## Given text:

# Key Safety Features



## EpiEMS (Dec 15, 2021)

Beyond the standard KKK-1822F requirements, are there any specific safety features you'd expect to see in a vehicle? I'm thinking about things like 360-degree external cameras, internal cameras, external rub rail lighting, four-point restraints. Anything critical you'd like to see?


----------



## ffemt8978 (Dec 15, 2021)

Better drivers?

Seriously, being a truck driver I've learned that some of the newer safety features like forward collision avoidance, automatic emergency braking, etc...have some inherent flaws in them.  They often engage on false postives (like braking hard to avoid a collision as you go under a bridge or around a curve) regardless of road conditions or weather.  They also tend to induce a false sense of security and safety in the drivers, who come to rely on them in lieu of good, safe driving habits.

Unfortunately, they don't seem to be going away.

## Provided data:
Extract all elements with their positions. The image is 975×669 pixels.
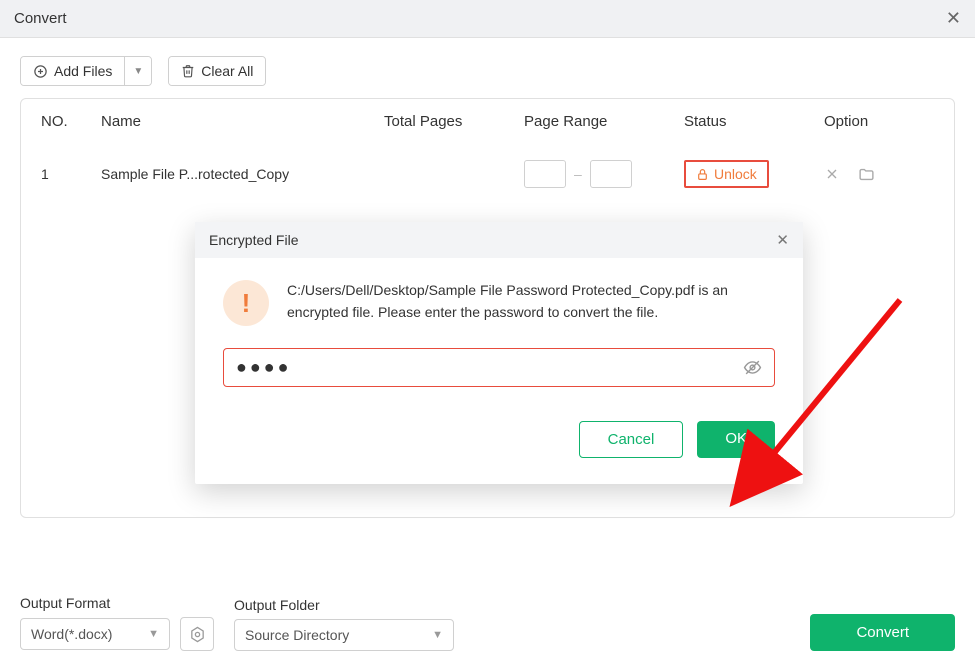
col-header-option: Option xyxy=(824,113,934,130)
password-input[interactable] xyxy=(236,357,743,378)
encrypted-file-dialog: Encrypted File ✕ ! C:/Users/Dell/Desktop… xyxy=(195,222,803,484)
dialog-header: Encrypted File ✕ xyxy=(195,222,803,258)
eye-off-icon[interactable] xyxy=(743,358,762,377)
dialog-body: ! C:/Users/Dell/Desktop/Sample File Pass… xyxy=(195,258,803,399)
remove-row-icon[interactable] xyxy=(824,166,840,183)
close-icon[interactable]: ✕ xyxy=(946,8,961,29)
table-row: 1 Sample File P...rotected_Copy – Unlock xyxy=(21,144,954,204)
col-header-status: Status xyxy=(684,113,824,130)
add-files-group: Add Files ▼ xyxy=(20,56,152,86)
output-format-label: Output Format xyxy=(20,595,214,611)
open-folder-icon[interactable] xyxy=(858,166,875,183)
cell-option xyxy=(824,166,934,183)
table-header: NO. Name Total Pages Page Range Status O… xyxy=(21,99,954,144)
dialog-title: Encrypted File xyxy=(209,232,298,248)
clear-all-group: Clear All xyxy=(168,56,266,86)
dialog-close-icon[interactable]: ✕ xyxy=(776,231,789,249)
titlebar: Convert ✕ xyxy=(0,0,975,38)
range-dash: – xyxy=(574,166,582,182)
range-from-input[interactable] xyxy=(524,160,566,188)
caret-down-icon: ▼ xyxy=(148,628,159,640)
gear-icon xyxy=(189,626,206,643)
dialog-message: C:/Users/Dell/Desktop/Sample File Passwo… xyxy=(287,280,775,323)
warning-icon: ! xyxy=(223,280,269,326)
cell-no: 1 xyxy=(41,166,101,182)
settings-button[interactable] xyxy=(180,617,214,651)
plus-circle-icon xyxy=(33,64,48,79)
add-files-dropdown[interactable]: ▼ xyxy=(124,57,151,85)
unlock-button[interactable]: Unlock xyxy=(684,160,769,188)
cell-status: Unlock xyxy=(684,160,824,188)
output-folder-group: Output Folder Source Directory ▼ xyxy=(234,597,454,651)
col-header-page-range: Page Range xyxy=(524,113,684,130)
window-title: Convert xyxy=(14,10,67,27)
trash-icon xyxy=(181,64,195,78)
output-format-group: Output Format Word(*.docx) ▼ xyxy=(20,595,214,651)
password-input-wrap xyxy=(223,348,775,387)
col-header-name: Name xyxy=(101,113,384,130)
bottom-bar: Output Format Word(*.docx) ▼ Output Fold… xyxy=(20,595,955,651)
output-format-select[interactable]: Word(*.docx) ▼ xyxy=(20,618,170,650)
range-to-input[interactable] xyxy=(590,160,632,188)
cancel-label: Cancel xyxy=(608,431,655,448)
clear-all-button[interactable]: Clear All xyxy=(169,57,265,85)
output-folder-value: Source Directory xyxy=(245,627,349,643)
output-folder-label: Output Folder xyxy=(234,597,454,613)
lock-icon xyxy=(696,168,709,181)
caret-down-icon: ▼ xyxy=(133,66,143,77)
dialog-footer: Cancel OK xyxy=(195,399,803,484)
convert-label: Convert xyxy=(856,624,909,641)
ok-button[interactable]: OK xyxy=(697,421,775,458)
unlock-label: Unlock xyxy=(714,166,757,182)
cell-page-range: – xyxy=(524,160,684,188)
clear-all-label: Clear All xyxy=(201,63,253,79)
cancel-button[interactable]: Cancel xyxy=(579,421,684,458)
toolbar: Add Files ▼ Clear All xyxy=(0,38,975,98)
add-files-label: Add Files xyxy=(54,63,112,79)
col-header-no: NO. xyxy=(41,113,101,130)
output-format-value: Word(*.docx) xyxy=(31,626,112,642)
output-folder-select[interactable]: Source Directory ▼ xyxy=(234,619,454,651)
col-header-total-pages: Total Pages xyxy=(384,113,524,130)
add-files-button[interactable]: Add Files xyxy=(21,57,124,85)
caret-down-icon: ▼ xyxy=(432,629,443,641)
cell-name: Sample File P...rotected_Copy xyxy=(101,166,384,182)
convert-button[interactable]: Convert xyxy=(810,614,955,651)
ok-label: OK xyxy=(725,430,747,447)
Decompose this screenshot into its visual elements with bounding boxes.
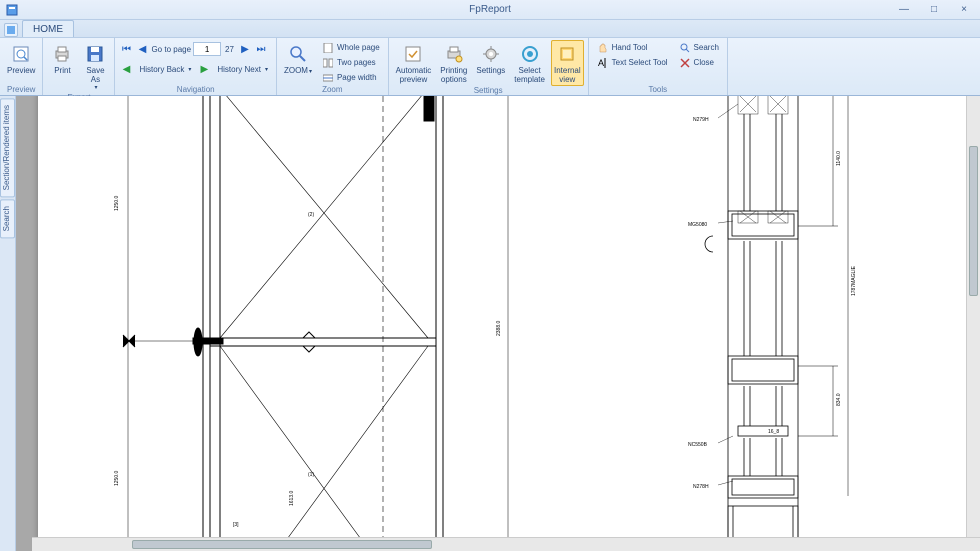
vertical-scrollbar[interactable] bbox=[966, 96, 980, 537]
scrollbar-thumb[interactable] bbox=[132, 540, 432, 549]
group-export: Print Save As ▾ Export bbox=[43, 38, 115, 95]
save-icon bbox=[85, 44, 105, 64]
print-button[interactable]: Print bbox=[47, 40, 77, 77]
tab-row: HOME bbox=[0, 20, 980, 38]
settings-button[interactable]: Settings bbox=[473, 40, 508, 77]
preview-icon bbox=[11, 44, 31, 64]
tab-home[interactable]: HOME bbox=[22, 20, 74, 37]
print-icon bbox=[52, 44, 72, 64]
first-page-button[interactable]: ⏮ bbox=[119, 42, 133, 56]
automatic-preview-button[interactable]: Automatic preview bbox=[393, 40, 435, 86]
qat-button[interactable] bbox=[4, 23, 18, 37]
group-tools: Hand Tool A Text Select Tool Search Clos… bbox=[589, 38, 728, 95]
template-icon bbox=[520, 44, 540, 64]
content-area: Section/Rendered items Search bbox=[0, 96, 980, 551]
horizontal-scrollbar[interactable] bbox=[32, 537, 980, 551]
save-as-button[interactable]: Save As ▾ bbox=[80, 40, 110, 93]
two-pages-icon bbox=[322, 57, 334, 69]
next-page-button[interactable]: ▶ bbox=[238, 42, 252, 56]
page-number-input[interactable] bbox=[193, 42, 221, 56]
svg-text:2388.0: 2388.0 bbox=[496, 320, 502, 336]
prev-page-button[interactable]: ◀ bbox=[135, 42, 149, 56]
two-pages-button[interactable]: Two pages bbox=[318, 55, 384, 70]
side-tab-sections[interactable]: Section/Rendered items bbox=[0, 98, 15, 197]
minimize-button[interactable]: — bbox=[890, 1, 918, 17]
history-back-button[interactable]: History Back▾ bbox=[135, 62, 195, 77]
save-as-dropdown-icon: ▾ bbox=[94, 84, 97, 91]
svg-text:N278H: N278H bbox=[693, 484, 709, 490]
text-select-icon: A bbox=[597, 57, 609, 69]
svg-text:(1): (1) bbox=[308, 472, 314, 478]
svg-text:A: A bbox=[598, 58, 604, 68]
group-navigation: ⏮ ◀ Go to page 27 ▶ ⏭ ◀ History Back▾ ▶ … bbox=[115, 38, 277, 95]
svg-text:834.0: 834.0 bbox=[836, 393, 842, 406]
search-button[interactable]: Search bbox=[675, 40, 723, 55]
auto-preview-icon bbox=[403, 44, 423, 64]
zoom-icon bbox=[288, 44, 308, 64]
ribbon: Preview Preview Print Save As ▾ Export bbox=[0, 38, 980, 96]
page-width-icon bbox=[322, 72, 334, 84]
close-button[interactable]: × bbox=[950, 1, 978, 17]
group-preview: Preview Preview bbox=[0, 38, 43, 95]
history-back-arrow[interactable]: ◀ bbox=[119, 62, 133, 76]
history-next-arrow[interactable]: ▶ bbox=[197, 62, 211, 76]
svg-text:MG5080: MG5080 bbox=[688, 222, 707, 228]
svg-text:1140.0: 1140.0 bbox=[836, 151, 842, 166]
report-page: 1250.0 1250.0 (2) (1) [3] 1613.0 2388.0 bbox=[38, 96, 978, 551]
select-template-button[interactable]: Select template bbox=[511, 40, 548, 86]
svg-text:1787MAGLIE: 1787MAGLIE bbox=[851, 265, 857, 296]
title-bar: FpReport — □ × bbox=[0, 0, 980, 20]
preview-button[interactable]: Preview bbox=[4, 40, 38, 77]
group-zoom: ZOOM▾ Whole page Two pages Page width Zo… bbox=[277, 38, 389, 95]
technical-drawing: 1250.0 1250.0 (2) (1) [3] 1613.0 2388.0 bbox=[38, 96, 978, 551]
printing-options-icon bbox=[444, 44, 464, 64]
svg-text:16_8: 16_8 bbox=[768, 429, 779, 435]
last-page-button[interactable]: ⏭ bbox=[254, 42, 268, 56]
history-next-button[interactable]: History Next▾ bbox=[213, 62, 272, 77]
page-width-button[interactable]: Page width bbox=[318, 70, 384, 85]
search-icon bbox=[679, 42, 691, 54]
page-total-label: 27 bbox=[223, 45, 236, 54]
svg-text:[3]: [3] bbox=[233, 522, 239, 528]
svg-text:1250.0: 1250.0 bbox=[114, 195, 120, 211]
svg-text:N279H: N279H bbox=[693, 117, 709, 123]
side-tab-search[interactable]: Search bbox=[0, 199, 15, 238]
app-icon bbox=[4, 2, 20, 18]
group-settings: Automatic preview Printing options Setti… bbox=[389, 38, 589, 95]
printing-options-button[interactable]: Printing options bbox=[437, 40, 470, 86]
hand-icon bbox=[597, 42, 609, 54]
text-select-tool-button[interactable]: A Text Select Tool bbox=[593, 55, 672, 70]
svg-text:1613.0: 1613.0 bbox=[289, 490, 295, 506]
close-icon bbox=[679, 57, 691, 69]
canvas[interactable]: 1250.0 1250.0 (2) (1) [3] 1613.0 2388.0 bbox=[16, 96, 980, 551]
svg-text:NC550B: NC550B bbox=[688, 442, 708, 448]
maximize-button[interactable]: □ bbox=[920, 1, 948, 17]
zoom-button[interactable]: ZOOM▾ bbox=[281, 40, 315, 79]
svg-text:(2): (2) bbox=[308, 212, 314, 218]
hand-tool-button[interactable]: Hand Tool bbox=[593, 40, 672, 55]
scrollbar-thumb[interactable] bbox=[969, 146, 978, 296]
whole-page-button[interactable]: Whole page bbox=[318, 40, 384, 55]
gear-icon bbox=[481, 44, 501, 64]
whole-page-icon bbox=[322, 42, 334, 54]
svg-text:1250.0: 1250.0 bbox=[114, 470, 120, 486]
internal-view-button[interactable]: Internal view bbox=[551, 40, 584, 86]
window-title: FpReport bbox=[469, 4, 511, 15]
side-tabs: Section/Rendered items Search bbox=[0, 96, 16, 551]
internal-view-icon bbox=[557, 44, 577, 64]
close-tool-button[interactable]: Close bbox=[675, 55, 723, 70]
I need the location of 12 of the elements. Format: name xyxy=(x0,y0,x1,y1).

## To do:
• A. Name every safety feature that EpiEMS lists as an example in the safety features thread.
• B. In the safety features thread, what job does ffemt8978 say they have?
• C. Write out the part of the safety features thread from "Beyond the standard" up to and including "be going away.", keeping every word as it stands.

## Worked solutions:
• A.
- 360-degree external cameras
- Internal cameras
- External rub rail lighting
- Four-point restraints

• B. Truck driver.

• C.
Beyond the standard KKK-1822F requirements, are there any specific safety features you'd expect to see in a vehicle? I'm thinking about things like 360-degree external cameras, internal cameras, external rub rail lighting, four-point restraints. Anything critical you'd like to see?


----------



## ffemt8978 (Dec 15, 2021)

Better drivers?

Seriously, being a truck driver I've learned that some of the newer safety features like forward collision avoidance, automatic emergency braking, etc...have some inherent flaws in them.  They often engage on false postives (like braking hard to avoid a collision as you go under a bridge or around a curve) regardless of road conditions or weather.  They also tend to induce a false sense of security and safety in the drivers, who come to rely on them in lieu of good, safe driving habits.

Unfortunately, they don't seem to be going away.